Excerpts from a layout annotation set
..........

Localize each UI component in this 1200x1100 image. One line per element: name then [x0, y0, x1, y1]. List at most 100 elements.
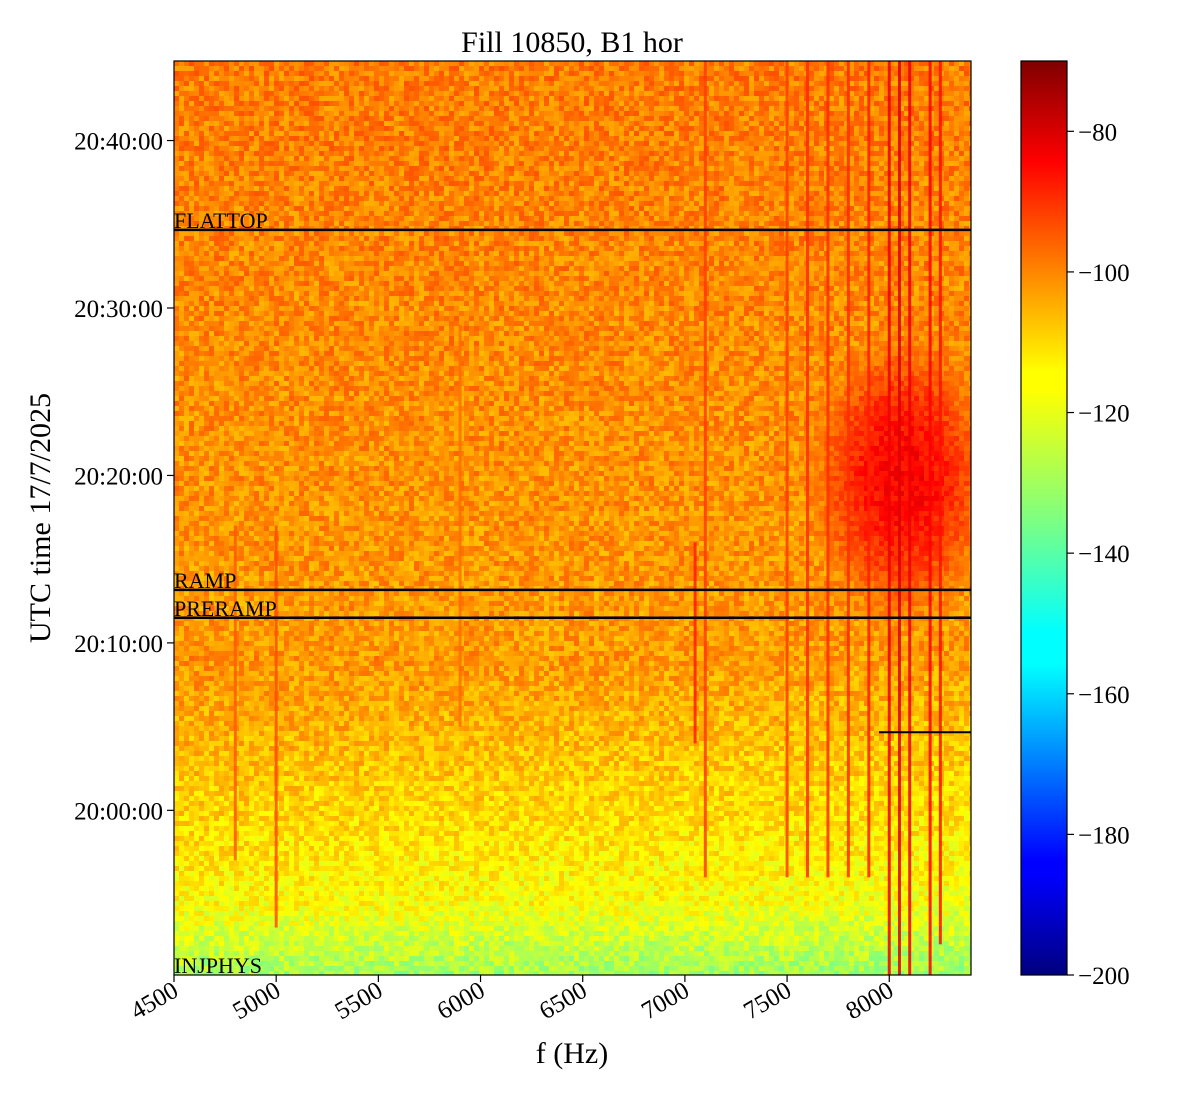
heatmap-cell: [344, 101, 350, 107]
heatmap-cell: [234, 181, 240, 187]
heatmap-cell: [324, 141, 330, 147]
heatmap-cell: [179, 161, 185, 167]
heatmap-cell: [394, 161, 400, 167]
heatmap-cell: [839, 71, 845, 77]
heatmap-cell: [514, 151, 520, 157]
heatmap-cell: [779, 71, 785, 77]
heatmap-cell: [189, 86, 195, 92]
heatmap-cell: [349, 91, 355, 97]
heatmap-cell: [234, 76, 240, 82]
heatmap-cell: [524, 81, 530, 87]
heatmap-cell: [914, 131, 920, 137]
heatmap-cell: [389, 206, 395, 212]
heatmap-cell: [809, 111, 815, 117]
heatmap-cell: [249, 101, 255, 107]
heatmap-cell: [629, 71, 635, 77]
heatmap-cell: [234, 121, 240, 127]
heatmap-cell: [519, 66, 525, 72]
heatmap-cell: [874, 116, 880, 122]
heatmap-cell: [604, 61, 610, 67]
heatmap-cell: [719, 81, 725, 87]
heatmap-cell: [724, 196, 730, 202]
heatmap-cell: [259, 106, 265, 112]
heatmap-cell: [474, 166, 480, 172]
heatmap-cell: [554, 61, 560, 67]
heatmap-cell: [734, 151, 740, 157]
heatmap-cell: [814, 206, 820, 212]
heatmap-cell: [419, 61, 425, 67]
heatmap-cell: [299, 201, 305, 207]
heatmap-cell: [694, 116, 700, 122]
heatmap-cell: [299, 111, 305, 117]
heatmap-cell: [789, 126, 795, 132]
heatmap-cell: [559, 66, 565, 72]
heatmap-cell: [509, 176, 515, 182]
heatmap-cell: [904, 116, 910, 122]
heatmap-cell: [904, 191, 910, 197]
heatmap-cell: [404, 146, 410, 152]
heatmap-cell: [409, 61, 415, 67]
heatmap-cell: [894, 151, 900, 157]
heatmap-cell: [399, 141, 405, 147]
heatmap-cell: [564, 201, 570, 207]
heatmap-cell: [479, 106, 485, 112]
heatmap-cell: [614, 61, 620, 67]
heatmap-cell: [379, 206, 385, 212]
heatmap-cell: [574, 131, 580, 137]
heatmap-cell: [914, 151, 920, 157]
heatmap-cell: [599, 206, 605, 212]
heatmap-cell: [439, 166, 445, 172]
heatmap-cell: [474, 146, 480, 152]
heatmap-cell: [584, 191, 590, 197]
heatmap-cell: [444, 166, 450, 172]
heatmap-cell: [949, 71, 955, 77]
heatmap-cell: [314, 96, 320, 102]
heatmap-cell: [969, 96, 971, 102]
heatmap-cell: [689, 101, 695, 107]
heatmap-cell: [269, 61, 275, 67]
heatmap-cell: [464, 96, 470, 102]
heatmap-cell: [954, 66, 960, 72]
heatmap-cell: [599, 156, 605, 162]
heatmap-cell: [699, 171, 705, 177]
heatmap-cell: [749, 101, 755, 107]
heatmap-cell: [174, 186, 180, 192]
heatmap-cell: [629, 166, 635, 172]
heatmap-cell: [369, 111, 375, 117]
heatmap-cell: [749, 126, 755, 132]
heatmap-cell: [189, 76, 195, 82]
heatmap-cell: [504, 141, 510, 147]
heatmap-cell: [514, 76, 520, 82]
heatmap-cell: [324, 176, 330, 182]
heatmap-cell: [809, 196, 815, 202]
heatmap-cell: [189, 126, 195, 132]
heatmap-cell: [649, 196, 655, 202]
heatmap-cell: [664, 66, 670, 72]
heatmap-cell: [689, 166, 695, 172]
heatmap-cell: [899, 121, 905, 127]
heatmap-cell: [724, 206, 730, 212]
heatmap-cell: [904, 61, 910, 67]
heatmap-cell: [864, 171, 870, 177]
heatmap-cell: [209, 201, 215, 207]
heatmap-cell: [504, 176, 510, 182]
heatmap-cell: [219, 181, 225, 187]
heatmap-cell: [729, 96, 735, 102]
heatmap-cell: [389, 141, 395, 147]
heatmap-cell: [869, 181, 875, 187]
heatmap-cell: [899, 66, 905, 72]
heatmap-cell: [404, 196, 410, 202]
heatmap-cell: [174, 166, 180, 172]
heatmap-cell: [964, 141, 970, 147]
heatmap-cell: [839, 196, 845, 202]
heatmap-cell: [584, 96, 590, 102]
heatmap-cell: [634, 131, 640, 137]
heatmap-cell: [474, 116, 480, 122]
heatmap-cell: [334, 81, 340, 87]
heatmap-cell: [504, 171, 510, 177]
heatmap-cell: [639, 166, 645, 172]
heatmap-cell: [459, 146, 465, 152]
heatmap-cell: [689, 141, 695, 147]
heatmap-cell: [844, 81, 850, 87]
heatmap-cell: [259, 146, 265, 152]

..........

TO BE DONE >> Copy out the lines from the line with "heatmap-cell: [344, 101, 350, 107]" up to and including the line with "heatmap-cell: [614, 61, 620, 67]", renaming "heatmap-cell" to "heatmap-tile" and leaving everything else as it is. Give only those lines.

ANSWER >>
heatmap-tile: [344, 101, 350, 107]
heatmap-tile: [234, 181, 240, 187]
heatmap-tile: [324, 141, 330, 147]
heatmap-tile: [179, 161, 185, 167]
heatmap-tile: [394, 161, 400, 167]
heatmap-tile: [839, 71, 845, 77]
heatmap-tile: [514, 151, 520, 157]
heatmap-tile: [779, 71, 785, 77]
heatmap-tile: [189, 86, 195, 92]
heatmap-tile: [349, 91, 355, 97]
heatmap-tile: [234, 76, 240, 82]
heatmap-tile: [524, 81, 530, 87]
heatmap-tile: [914, 131, 920, 137]
heatmap-tile: [389, 206, 395, 212]
heatmap-tile: [809, 111, 815, 117]
heatmap-tile: [249, 101, 255, 107]
heatmap-tile: [629, 71, 635, 77]
heatmap-tile: [234, 121, 240, 127]
heatmap-tile: [519, 66, 525, 72]
heatmap-tile: [874, 116, 880, 122]
heatmap-tile: [604, 61, 610, 67]
heatmap-tile: [719, 81, 725, 87]
heatmap-tile: [724, 196, 730, 202]
heatmap-tile: [259, 106, 265, 112]
heatmap-tile: [474, 166, 480, 172]
heatmap-tile: [554, 61, 560, 67]
heatmap-tile: [734, 151, 740, 157]
heatmap-tile: [814, 206, 820, 212]
heatmap-tile: [419, 61, 425, 67]
heatmap-tile: [299, 201, 305, 207]
heatmap-tile: [694, 116, 700, 122]
heatmap-tile: [299, 111, 305, 117]
heatmap-tile: [789, 126, 795, 132]
heatmap-tile: [559, 66, 565, 72]
heatmap-tile: [509, 176, 515, 182]
heatmap-tile: [904, 116, 910, 122]
heatmap-tile: [904, 191, 910, 197]
heatmap-tile: [404, 146, 410, 152]
heatmap-tile: [409, 61, 415, 67]
heatmap-tile: [894, 151, 900, 157]
heatmap-tile: [399, 141, 405, 147]
heatmap-tile: [564, 201, 570, 207]
heatmap-tile: [479, 106, 485, 112]
heatmap-tile: [614, 61, 620, 67]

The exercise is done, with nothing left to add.